--- SOURCE MATERIAL ---
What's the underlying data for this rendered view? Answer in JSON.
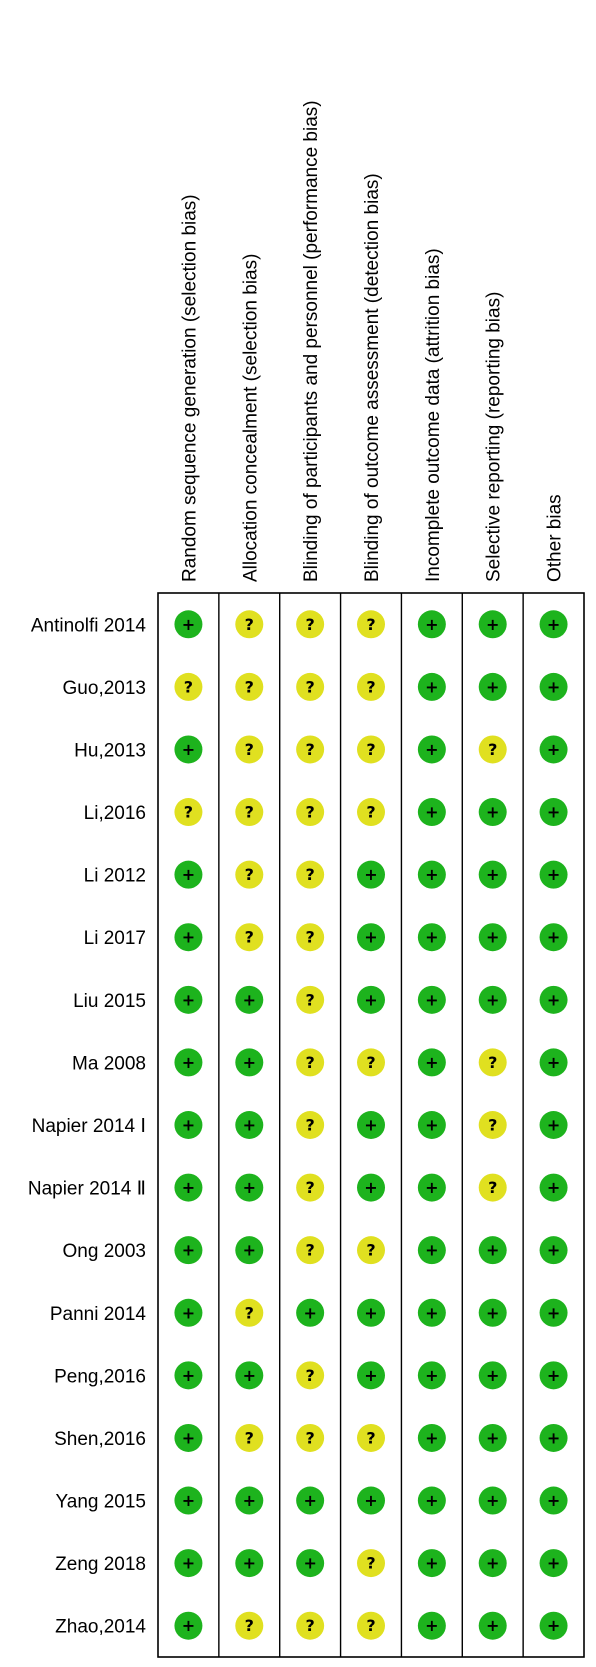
{
  "chart_data": {
    "type": "table",
    "columns": [
      "Random sequence generation (selection bias)",
      "Allocation concealment (selection bias)",
      "Blinding of participants and personnel (performance bias)",
      "Blinding of outcome assessment (detection bias)",
      "Incomplete outcome data (attrition bias)",
      "Selective reporting (reporting bias)",
      "Other bias"
    ],
    "rows": [
      {
        "study": "Antinolfi 2014",
        "ratings": [
          "low",
          "unclear",
          "unclear",
          "unclear",
          "low",
          "low",
          "low"
        ]
      },
      {
        "study": "Guo,2013",
        "ratings": [
          "unclear",
          "unclear",
          "unclear",
          "unclear",
          "low",
          "low",
          "low"
        ]
      },
      {
        "study": "Hu,2013",
        "ratings": [
          "low",
          "unclear",
          "unclear",
          "unclear",
          "low",
          "unclear",
          "low"
        ]
      },
      {
        "study": "Li,2016",
        "ratings": [
          "unclear",
          "unclear",
          "unclear",
          "unclear",
          "low",
          "low",
          "low"
        ]
      },
      {
        "study": "Li 2012",
        "ratings": [
          "low",
          "unclear",
          "unclear",
          "low",
          "low",
          "low",
          "low"
        ]
      },
      {
        "study": "Li 2017",
        "ratings": [
          "low",
          "unclear",
          "unclear",
          "low",
          "low",
          "low",
          "low"
        ]
      },
      {
        "study": "Liu 2015",
        "ratings": [
          "low",
          "low",
          "unclear",
          "low",
          "low",
          "low",
          "low"
        ]
      },
      {
        "study": "Ma 2008",
        "ratings": [
          "low",
          "low",
          "unclear",
          "unclear",
          "low",
          "unclear",
          "low"
        ]
      },
      {
        "study": "Napier 2014 Ⅰ",
        "ratings": [
          "low",
          "low",
          "unclear",
          "low",
          "low",
          "unclear",
          "low"
        ]
      },
      {
        "study": "Napier 2014 Ⅱ",
        "ratings": [
          "low",
          "low",
          "unclear",
          "low",
          "low",
          "unclear",
          "low"
        ]
      },
      {
        "study": "Ong 2003",
        "ratings": [
          "low",
          "low",
          "unclear",
          "unclear",
          "low",
          "low",
          "low"
        ]
      },
      {
        "study": "Panni 2014",
        "ratings": [
          "low",
          "unclear",
          "low",
          "low",
          "low",
          "low",
          "low"
        ]
      },
      {
        "study": "Peng,2016",
        "ratings": [
          "low",
          "low",
          "unclear",
          "low",
          "low",
          "low",
          "low"
        ]
      },
      {
        "study": "Shen,2016",
        "ratings": [
          "low",
          "unclear",
          "unclear",
          "unclear",
          "low",
          "low",
          "low"
        ]
      },
      {
        "study": "Yang 2015",
        "ratings": [
          "low",
          "low",
          "low",
          "low",
          "low",
          "low",
          "low"
        ]
      },
      {
        "study": "Zeng 2018",
        "ratings": [
          "low",
          "low",
          "low",
          "unclear",
          "low",
          "low",
          "low"
        ]
      },
      {
        "study": "Zhao,2014",
        "ratings": [
          "low",
          "unclear",
          "unclear",
          "unclear",
          "low",
          "low",
          "low"
        ]
      }
    ],
    "symbols": {
      "low": "+",
      "unclear": "?"
    },
    "colors": {
      "low": "#1db31d",
      "unclear": "#e0e020",
      "grid": "#000000"
    }
  }
}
---
- _TASK STATEMENT_:
Extract all lines of the records above that include "selection".

- _RESPONSE TO THIS EXERCISE_:
      "Random sequence generation (selection bias)",
      "Allocation concealment (selection bias)",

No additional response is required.